## EXERCISE BRIEF
Say how many lines in the records include the string "text", adding no other words.

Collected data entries
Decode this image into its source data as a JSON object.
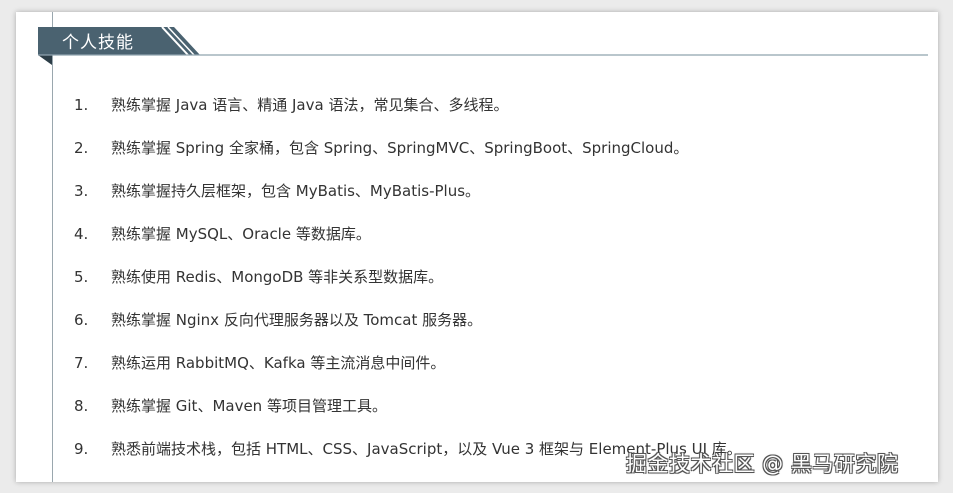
{
  "section": {
    "title": "个人技能"
  },
  "skills": [
    {
      "num": "1.",
      "text": "熟练掌握 Java 语言、精通 Java 语法，常见集合、多线程。"
    },
    {
      "num": "2.",
      "text": "熟练掌握 Spring 全家桶，包含 Spring、SpringMVC、SpringBoot、SpringCloud。"
    },
    {
      "num": "3.",
      "text": "熟练掌握持久层框架，包含 MyBatis、MyBatis-Plus。"
    },
    {
      "num": "4.",
      "text": "熟练掌握 MySQL、Oracle 等数据库。"
    },
    {
      "num": "5.",
      "text": "熟练使用 Redis、MongoDB 等非关系型数据库。"
    },
    {
      "num": "6.",
      "text": "熟练掌握 Nginx 反向代理服务器以及 Tomcat 服务器。"
    },
    {
      "num": "7.",
      "text": "熟练运用 RabbitMQ、Kafka 等主流消息中间件。"
    },
    {
      "num": "8.",
      "text": "熟练掌握 Git、Maven 等项目管理工具。"
    },
    {
      "num": "9.",
      "text": "熟悉前端技术栈，包括 HTML、CSS、JavaScript，以及 Vue 3 框架与 Element-Plus UI 库。"
    }
  ],
  "watermark": "掘金技术社区 @ 黑马研究院",
  "colors": {
    "header_tab": "#4a6270",
    "header_fold": "#2c3d47",
    "rule": "#8fa3ae",
    "text": "#333333"
  }
}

## RESULT OF THE EXERCISE
10